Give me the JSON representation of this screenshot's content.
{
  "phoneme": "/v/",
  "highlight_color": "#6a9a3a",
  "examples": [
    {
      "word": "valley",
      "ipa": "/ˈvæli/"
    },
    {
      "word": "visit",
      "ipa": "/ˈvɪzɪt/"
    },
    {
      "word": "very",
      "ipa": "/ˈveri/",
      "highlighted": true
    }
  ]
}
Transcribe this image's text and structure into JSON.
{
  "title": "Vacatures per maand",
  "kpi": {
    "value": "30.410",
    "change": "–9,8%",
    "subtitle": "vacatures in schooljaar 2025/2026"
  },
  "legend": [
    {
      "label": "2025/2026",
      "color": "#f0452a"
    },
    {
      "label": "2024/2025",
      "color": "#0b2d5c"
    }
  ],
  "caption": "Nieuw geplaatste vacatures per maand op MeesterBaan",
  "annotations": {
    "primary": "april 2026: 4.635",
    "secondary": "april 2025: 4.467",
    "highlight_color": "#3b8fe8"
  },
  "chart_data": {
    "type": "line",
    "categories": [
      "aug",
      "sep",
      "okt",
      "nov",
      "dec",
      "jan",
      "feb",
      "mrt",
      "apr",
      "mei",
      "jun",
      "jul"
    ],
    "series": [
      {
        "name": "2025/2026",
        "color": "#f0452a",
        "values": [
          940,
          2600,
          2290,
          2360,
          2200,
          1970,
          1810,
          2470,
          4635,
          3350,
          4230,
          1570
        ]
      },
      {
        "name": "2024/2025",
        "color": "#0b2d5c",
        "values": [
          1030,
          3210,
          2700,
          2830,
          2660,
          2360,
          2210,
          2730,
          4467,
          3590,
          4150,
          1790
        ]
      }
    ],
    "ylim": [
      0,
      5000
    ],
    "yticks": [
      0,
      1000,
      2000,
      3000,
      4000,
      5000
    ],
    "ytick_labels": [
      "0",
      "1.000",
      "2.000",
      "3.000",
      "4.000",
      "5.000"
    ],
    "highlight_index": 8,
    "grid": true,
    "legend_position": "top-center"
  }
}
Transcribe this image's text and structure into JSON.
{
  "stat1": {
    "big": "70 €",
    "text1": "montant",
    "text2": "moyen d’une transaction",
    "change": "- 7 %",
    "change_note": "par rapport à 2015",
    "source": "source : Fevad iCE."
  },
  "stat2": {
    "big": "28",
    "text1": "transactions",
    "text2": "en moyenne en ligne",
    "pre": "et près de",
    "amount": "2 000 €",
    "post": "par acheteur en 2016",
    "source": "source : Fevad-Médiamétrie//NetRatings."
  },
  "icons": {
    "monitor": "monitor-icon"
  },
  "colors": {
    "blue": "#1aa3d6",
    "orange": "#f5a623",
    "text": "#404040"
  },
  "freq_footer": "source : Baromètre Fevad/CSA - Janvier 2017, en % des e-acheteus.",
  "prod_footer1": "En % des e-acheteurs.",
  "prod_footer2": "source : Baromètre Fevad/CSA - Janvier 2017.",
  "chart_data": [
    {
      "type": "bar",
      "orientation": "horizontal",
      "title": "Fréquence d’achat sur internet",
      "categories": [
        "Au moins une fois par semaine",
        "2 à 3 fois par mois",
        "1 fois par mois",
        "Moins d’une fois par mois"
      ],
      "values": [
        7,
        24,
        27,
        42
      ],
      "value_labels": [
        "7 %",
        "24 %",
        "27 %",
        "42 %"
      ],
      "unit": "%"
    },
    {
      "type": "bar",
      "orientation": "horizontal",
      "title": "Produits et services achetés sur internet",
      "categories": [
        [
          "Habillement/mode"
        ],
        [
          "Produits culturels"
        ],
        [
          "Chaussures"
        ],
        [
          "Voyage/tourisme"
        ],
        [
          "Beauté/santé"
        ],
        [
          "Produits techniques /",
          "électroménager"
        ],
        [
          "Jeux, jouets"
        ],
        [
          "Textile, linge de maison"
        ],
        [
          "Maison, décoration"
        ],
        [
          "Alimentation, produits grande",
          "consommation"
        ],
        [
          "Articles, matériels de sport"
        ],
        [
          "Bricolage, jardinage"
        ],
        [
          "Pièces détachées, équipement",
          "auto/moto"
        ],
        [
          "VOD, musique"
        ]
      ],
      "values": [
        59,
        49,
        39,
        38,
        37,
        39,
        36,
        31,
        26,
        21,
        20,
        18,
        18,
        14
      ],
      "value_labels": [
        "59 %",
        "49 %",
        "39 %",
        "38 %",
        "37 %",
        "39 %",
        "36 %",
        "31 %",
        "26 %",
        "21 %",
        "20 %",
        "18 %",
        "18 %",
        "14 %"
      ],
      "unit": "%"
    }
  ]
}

* [Description of the task] Extract the data in full. Keep it word for word.

* [Exercise answer]
Give me the JSON representation of this screenshot's content.
{
  "phoneme": "/v/",
  "highlight_color": "#6a9a3a",
  "examples": [
    {
      "word": "valley",
      "ipa": "/ˈvæli/"
    },
    {
      "word": "visit",
      "ipa": "/ˈvɪzɪt/"
    },
    {
      "word": "very",
      "ipa": "/ˈveri/",
      "highlighted": true
    }
  ]
}
Transcribe this image's text and structure into JSON.
{
  "title": "Vacatures per maand",
  "kpi": {
    "value": "30.410",
    "change": "–9,8%",
    "subtitle": "vacatures in schooljaar 2025/2026"
  },
  "legend": [
    {
      "label": "2025/2026",
      "color": "#f0452a"
    },
    {
      "label": "2024/2025",
      "color": "#0b2d5c"
    }
  ],
  "caption": "Nieuw geplaatste vacatures per maand op MeesterBaan",
  "annotations": {
    "primary": "april 2026: 4.635",
    "secondary": "april 2025: 4.467",
    "highlight_color": "#3b8fe8"
  },
  "chart_data": {
    "type": "line",
    "categories": [
      "aug",
      "sep",
      "okt",
      "nov",
      "dec",
      "jan",
      "feb",
      "mrt",
      "apr",
      "mei",
      "jun",
      "jul"
    ],
    "series": [
      {
        "name": "2025/2026",
        "color": "#f0452a",
        "values": [
          940,
          2600,
          2290,
          2360,
          2200,
          1970,
          1810,
          2470,
          4635,
          3350,
          4230,
          1570
        ]
      },
      {
        "name": "2024/2025",
        "color": "#0b2d5c",
        "values": [
          1030,
          3210,
          2700,
          2830,
          2660,
          2360,
          2210,
          2730,
          4467,
          3590,
          4150,
          1790
        ]
      }
    ],
    "ylim": [
      0,
      5000
    ],
    "yticks": [
      0,
      1000,
      2000,
      3000,
      4000,
      5000
    ],
    "ytick_labels": [
      "0",
      "1.000",
      "2.000",
      "3.000",
      "4.000",
      "5.000"
    ],
    "highlight_index": 8,
    "grid": true,
    "legend_position": "top-center"
  }
}
Transcribe this image's text and structure into JSON.
{
  "stat1": {
    "big": "70 €",
    "text1": "montant",
    "text2": "moyen d’une transaction",
    "change": "- 7 %",
    "change_note": "par rapport à 2015",
    "source": "source : Fevad iCE."
  },
  "stat2": {
    "big": "28",
    "text1": "transactions",
    "text2": "en moyenne en ligne",
    "pre": "et près de",
    "amount": "2 000 €",
    "post": "par acheteur en 2016",
    "source": "source : Fevad-Médiamétrie//NetRatings."
  },
  "icons": {
    "monitor": "monitor-icon"
  },
  "colors": {
    "blue": "#1aa3d6",
    "orange": "#f5a623",
    "text": "#404040"
  },
  "freq_footer": "source : Baromètre Fevad/CSA - Janvier 2017, en % des e-acheteus.",
  "prod_footer1": "En % des e-acheteurs.",
  "prod_footer2": "source : Baromètre Fevad/CSA - Janvier 2017.",
  "chart_data": [
    {
      "type": "bar",
      "orientation": "horizontal",
      "title": "Fréquence d’achat sur internet",
      "categories": [
        "Au moins une fois par semaine",
        "2 à 3 fois par mois",
        "1 fois par mois",
        "Moins d’une fois par mois"
      ],
      "values": [
        7,
        24,
        27,
        42
      ],
      "value_labels": [
        "7 %",
        "24 %",
        "27 %",
        "42 %"
      ],
      "unit": "%"
    },
    {
      "type": "bar",
      "orientation": "horizontal",
      "title": "Produits et services achetés sur internet",
      "categories": [
        [
          "Habillement/mode"
        ],
        [
          "Produits culturels"
        ],
        [
          "Chaussures"
        ],
        [
          "Voyage/tourisme"
        ],
        [
          "Beauté/santé"
        ],
        [
          "Produits techniques /",
          "électroménager"
        ],
        [
          "Jeux, jouets"
        ],
        [
          "Textile, linge de maison"
        ],
        [
          "Maison, décoration"
        ],
        [
          "Alimentation, produits grande",
          "consommation"
        ],
        [
          "Articles, matériels de sport"
        ],
        [
          "Bricolage, jardinage"
        ],
        [
          "Pièces détachées, équipement",
          "auto/moto"
        ],
        [
          "VOD, musique"
        ]
      ],
      "values": [
        59,
        49,
        39,
        38,
        37,
        39,
        36,
        31,
        26,
        21,
        20,
        18,
        18,
        14
      ],
      "value_labels": [
        "59 %",
        "49 %",
        "39 %",
        "38 %",
        "37 %",
        "39 %",
        "36 %",
        "31 %",
        "26 %",
        "21 %",
        "20 %",
        "18 %",
        "18 %",
        "14 %"
      ],
      "unit": "%"
    }
  ]
}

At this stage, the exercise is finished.